▸ DATA SHOWN
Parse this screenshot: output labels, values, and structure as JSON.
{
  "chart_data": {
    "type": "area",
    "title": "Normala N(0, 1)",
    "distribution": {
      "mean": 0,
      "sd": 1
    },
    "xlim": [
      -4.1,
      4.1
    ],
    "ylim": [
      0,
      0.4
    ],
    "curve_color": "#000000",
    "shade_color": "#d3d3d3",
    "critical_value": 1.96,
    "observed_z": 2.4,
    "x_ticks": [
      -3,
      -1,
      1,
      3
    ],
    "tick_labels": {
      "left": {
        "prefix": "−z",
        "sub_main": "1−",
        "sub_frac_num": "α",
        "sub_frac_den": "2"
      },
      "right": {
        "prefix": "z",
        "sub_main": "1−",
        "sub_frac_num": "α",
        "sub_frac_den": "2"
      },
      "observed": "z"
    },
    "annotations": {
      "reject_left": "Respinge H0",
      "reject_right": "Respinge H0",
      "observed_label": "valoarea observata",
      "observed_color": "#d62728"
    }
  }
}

* * *

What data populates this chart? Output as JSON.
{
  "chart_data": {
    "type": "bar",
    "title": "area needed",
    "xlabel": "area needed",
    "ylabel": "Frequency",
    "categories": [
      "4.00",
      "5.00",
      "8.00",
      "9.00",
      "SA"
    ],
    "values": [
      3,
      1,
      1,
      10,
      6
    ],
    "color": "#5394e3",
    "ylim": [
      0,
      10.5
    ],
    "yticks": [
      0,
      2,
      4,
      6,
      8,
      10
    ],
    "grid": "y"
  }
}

...

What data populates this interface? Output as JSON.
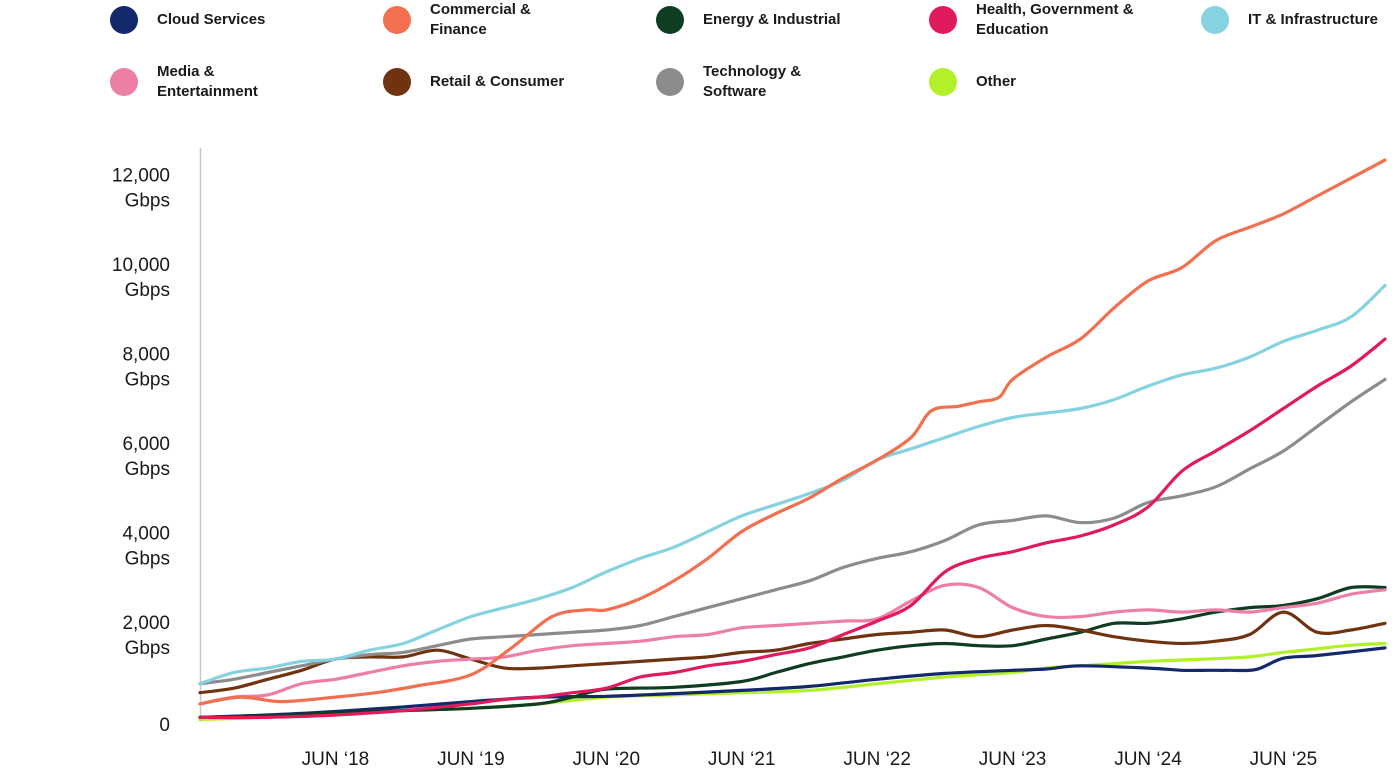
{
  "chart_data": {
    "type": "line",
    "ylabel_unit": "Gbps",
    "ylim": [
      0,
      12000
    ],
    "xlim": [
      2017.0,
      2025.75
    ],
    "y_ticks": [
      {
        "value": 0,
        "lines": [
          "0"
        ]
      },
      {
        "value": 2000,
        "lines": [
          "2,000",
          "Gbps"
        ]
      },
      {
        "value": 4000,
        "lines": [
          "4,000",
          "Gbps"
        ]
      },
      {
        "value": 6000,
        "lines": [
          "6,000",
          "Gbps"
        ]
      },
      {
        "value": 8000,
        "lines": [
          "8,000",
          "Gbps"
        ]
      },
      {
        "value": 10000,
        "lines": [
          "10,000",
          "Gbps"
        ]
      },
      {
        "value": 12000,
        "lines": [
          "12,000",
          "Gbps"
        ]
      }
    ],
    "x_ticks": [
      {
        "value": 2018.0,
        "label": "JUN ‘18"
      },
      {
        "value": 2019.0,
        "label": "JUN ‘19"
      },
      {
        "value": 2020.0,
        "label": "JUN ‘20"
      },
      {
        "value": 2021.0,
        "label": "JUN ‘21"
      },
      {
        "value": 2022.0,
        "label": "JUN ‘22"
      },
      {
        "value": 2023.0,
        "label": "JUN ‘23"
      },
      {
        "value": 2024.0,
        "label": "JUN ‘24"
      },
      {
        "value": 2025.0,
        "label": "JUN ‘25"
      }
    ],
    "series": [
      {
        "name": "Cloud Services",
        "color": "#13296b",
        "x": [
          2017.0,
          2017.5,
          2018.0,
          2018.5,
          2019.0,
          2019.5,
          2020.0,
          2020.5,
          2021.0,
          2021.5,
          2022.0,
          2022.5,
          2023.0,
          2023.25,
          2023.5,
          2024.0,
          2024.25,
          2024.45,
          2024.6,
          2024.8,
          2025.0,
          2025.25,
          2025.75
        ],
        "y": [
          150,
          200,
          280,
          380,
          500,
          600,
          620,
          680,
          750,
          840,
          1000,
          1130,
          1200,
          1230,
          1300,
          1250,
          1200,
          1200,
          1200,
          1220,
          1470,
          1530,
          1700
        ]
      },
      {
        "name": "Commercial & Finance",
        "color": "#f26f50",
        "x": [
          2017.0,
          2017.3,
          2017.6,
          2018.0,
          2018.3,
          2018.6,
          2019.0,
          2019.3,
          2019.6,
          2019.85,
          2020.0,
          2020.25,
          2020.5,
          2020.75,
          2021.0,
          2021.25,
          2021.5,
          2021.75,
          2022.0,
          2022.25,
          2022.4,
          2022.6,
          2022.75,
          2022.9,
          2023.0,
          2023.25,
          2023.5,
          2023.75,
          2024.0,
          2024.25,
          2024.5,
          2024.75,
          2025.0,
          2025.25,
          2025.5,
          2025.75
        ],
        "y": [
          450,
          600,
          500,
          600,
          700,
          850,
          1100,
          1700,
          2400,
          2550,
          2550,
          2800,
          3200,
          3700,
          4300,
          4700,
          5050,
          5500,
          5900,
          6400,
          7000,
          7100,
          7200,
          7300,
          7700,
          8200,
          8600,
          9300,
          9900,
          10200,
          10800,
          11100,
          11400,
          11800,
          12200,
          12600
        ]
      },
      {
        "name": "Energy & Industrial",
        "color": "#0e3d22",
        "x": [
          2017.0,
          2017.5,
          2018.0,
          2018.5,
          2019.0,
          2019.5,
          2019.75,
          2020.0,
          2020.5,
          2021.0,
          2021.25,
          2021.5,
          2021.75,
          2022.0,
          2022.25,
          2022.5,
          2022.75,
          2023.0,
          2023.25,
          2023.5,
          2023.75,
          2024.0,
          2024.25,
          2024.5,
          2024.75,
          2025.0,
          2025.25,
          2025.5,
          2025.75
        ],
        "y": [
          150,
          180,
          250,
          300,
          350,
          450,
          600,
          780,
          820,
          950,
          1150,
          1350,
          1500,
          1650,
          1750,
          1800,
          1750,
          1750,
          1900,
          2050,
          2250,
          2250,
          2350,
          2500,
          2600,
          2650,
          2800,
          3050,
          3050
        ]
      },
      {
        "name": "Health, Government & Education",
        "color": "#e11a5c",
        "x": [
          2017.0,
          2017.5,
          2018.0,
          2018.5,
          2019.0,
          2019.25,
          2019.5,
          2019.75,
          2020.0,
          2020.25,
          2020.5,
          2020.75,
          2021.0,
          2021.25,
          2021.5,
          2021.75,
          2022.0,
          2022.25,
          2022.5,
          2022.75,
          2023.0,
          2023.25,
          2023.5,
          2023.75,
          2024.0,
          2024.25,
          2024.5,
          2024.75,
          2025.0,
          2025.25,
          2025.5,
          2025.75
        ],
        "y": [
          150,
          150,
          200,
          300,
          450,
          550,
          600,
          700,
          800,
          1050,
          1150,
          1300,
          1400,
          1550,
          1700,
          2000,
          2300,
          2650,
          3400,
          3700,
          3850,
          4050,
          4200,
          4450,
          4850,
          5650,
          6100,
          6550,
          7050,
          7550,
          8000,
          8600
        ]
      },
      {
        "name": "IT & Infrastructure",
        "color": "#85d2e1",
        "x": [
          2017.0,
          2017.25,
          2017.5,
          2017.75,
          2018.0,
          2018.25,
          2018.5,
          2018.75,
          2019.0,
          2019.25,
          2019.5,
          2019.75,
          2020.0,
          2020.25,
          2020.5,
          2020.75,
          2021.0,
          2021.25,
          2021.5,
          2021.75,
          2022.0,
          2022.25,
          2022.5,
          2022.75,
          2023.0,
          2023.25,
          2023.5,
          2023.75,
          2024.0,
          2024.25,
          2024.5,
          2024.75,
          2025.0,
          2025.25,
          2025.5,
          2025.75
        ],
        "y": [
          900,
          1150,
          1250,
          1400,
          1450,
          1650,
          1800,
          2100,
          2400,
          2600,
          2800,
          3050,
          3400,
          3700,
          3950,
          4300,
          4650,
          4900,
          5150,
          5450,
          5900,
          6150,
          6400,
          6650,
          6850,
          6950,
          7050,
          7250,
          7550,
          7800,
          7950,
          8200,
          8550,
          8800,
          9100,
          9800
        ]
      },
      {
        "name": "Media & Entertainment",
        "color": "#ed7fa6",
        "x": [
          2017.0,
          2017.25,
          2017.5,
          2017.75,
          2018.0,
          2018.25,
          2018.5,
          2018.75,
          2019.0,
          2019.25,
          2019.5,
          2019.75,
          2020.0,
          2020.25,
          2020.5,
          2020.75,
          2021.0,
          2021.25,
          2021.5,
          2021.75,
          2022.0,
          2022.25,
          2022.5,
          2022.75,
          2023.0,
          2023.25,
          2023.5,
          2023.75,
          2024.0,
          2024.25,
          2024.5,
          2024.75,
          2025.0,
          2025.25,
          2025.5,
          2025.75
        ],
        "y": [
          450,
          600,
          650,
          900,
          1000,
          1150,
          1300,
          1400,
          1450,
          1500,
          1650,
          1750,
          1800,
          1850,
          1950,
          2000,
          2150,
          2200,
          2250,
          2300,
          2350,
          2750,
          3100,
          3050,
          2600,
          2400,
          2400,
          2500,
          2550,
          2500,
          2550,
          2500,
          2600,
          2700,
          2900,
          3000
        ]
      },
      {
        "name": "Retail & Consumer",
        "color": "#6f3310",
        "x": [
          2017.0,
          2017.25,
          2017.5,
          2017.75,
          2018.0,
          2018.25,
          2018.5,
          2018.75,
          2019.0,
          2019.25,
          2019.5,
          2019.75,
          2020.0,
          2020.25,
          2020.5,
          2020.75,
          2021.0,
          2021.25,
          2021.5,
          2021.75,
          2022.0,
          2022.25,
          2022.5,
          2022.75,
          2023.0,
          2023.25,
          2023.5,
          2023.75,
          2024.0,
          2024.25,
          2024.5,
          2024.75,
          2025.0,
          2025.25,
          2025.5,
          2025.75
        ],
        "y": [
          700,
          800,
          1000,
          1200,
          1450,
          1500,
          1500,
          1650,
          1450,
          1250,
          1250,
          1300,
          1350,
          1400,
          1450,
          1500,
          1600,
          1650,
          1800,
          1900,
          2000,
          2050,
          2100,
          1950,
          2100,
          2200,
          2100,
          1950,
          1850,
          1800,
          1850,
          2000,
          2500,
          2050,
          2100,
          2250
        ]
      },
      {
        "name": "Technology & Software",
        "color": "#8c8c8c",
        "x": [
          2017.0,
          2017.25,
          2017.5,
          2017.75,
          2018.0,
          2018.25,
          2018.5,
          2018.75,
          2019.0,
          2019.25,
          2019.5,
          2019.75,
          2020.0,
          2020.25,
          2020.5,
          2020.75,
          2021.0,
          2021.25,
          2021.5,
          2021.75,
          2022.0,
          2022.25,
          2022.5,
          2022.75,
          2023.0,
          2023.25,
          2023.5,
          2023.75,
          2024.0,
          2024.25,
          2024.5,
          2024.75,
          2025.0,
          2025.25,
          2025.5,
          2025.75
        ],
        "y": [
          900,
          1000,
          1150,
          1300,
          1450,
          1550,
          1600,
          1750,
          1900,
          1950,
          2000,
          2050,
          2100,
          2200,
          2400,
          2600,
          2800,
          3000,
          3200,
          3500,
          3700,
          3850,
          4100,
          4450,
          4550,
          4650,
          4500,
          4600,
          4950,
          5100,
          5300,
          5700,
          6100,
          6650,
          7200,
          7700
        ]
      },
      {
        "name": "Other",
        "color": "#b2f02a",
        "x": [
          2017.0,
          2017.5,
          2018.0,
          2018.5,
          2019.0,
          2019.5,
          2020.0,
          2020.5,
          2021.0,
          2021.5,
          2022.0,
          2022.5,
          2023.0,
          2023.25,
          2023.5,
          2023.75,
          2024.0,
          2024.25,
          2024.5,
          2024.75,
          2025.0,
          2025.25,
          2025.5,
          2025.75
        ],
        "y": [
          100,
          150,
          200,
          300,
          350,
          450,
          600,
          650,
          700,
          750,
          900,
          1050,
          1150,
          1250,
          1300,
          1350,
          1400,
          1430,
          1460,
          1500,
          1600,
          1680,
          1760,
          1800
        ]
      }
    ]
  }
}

▸ YOUR TASK
Read the data above. Pull out each line in which the string "values" appears.

▸ FULL SOLUTION
Parse this screenshot: output labels, values, and structure as JSON.
    "values": [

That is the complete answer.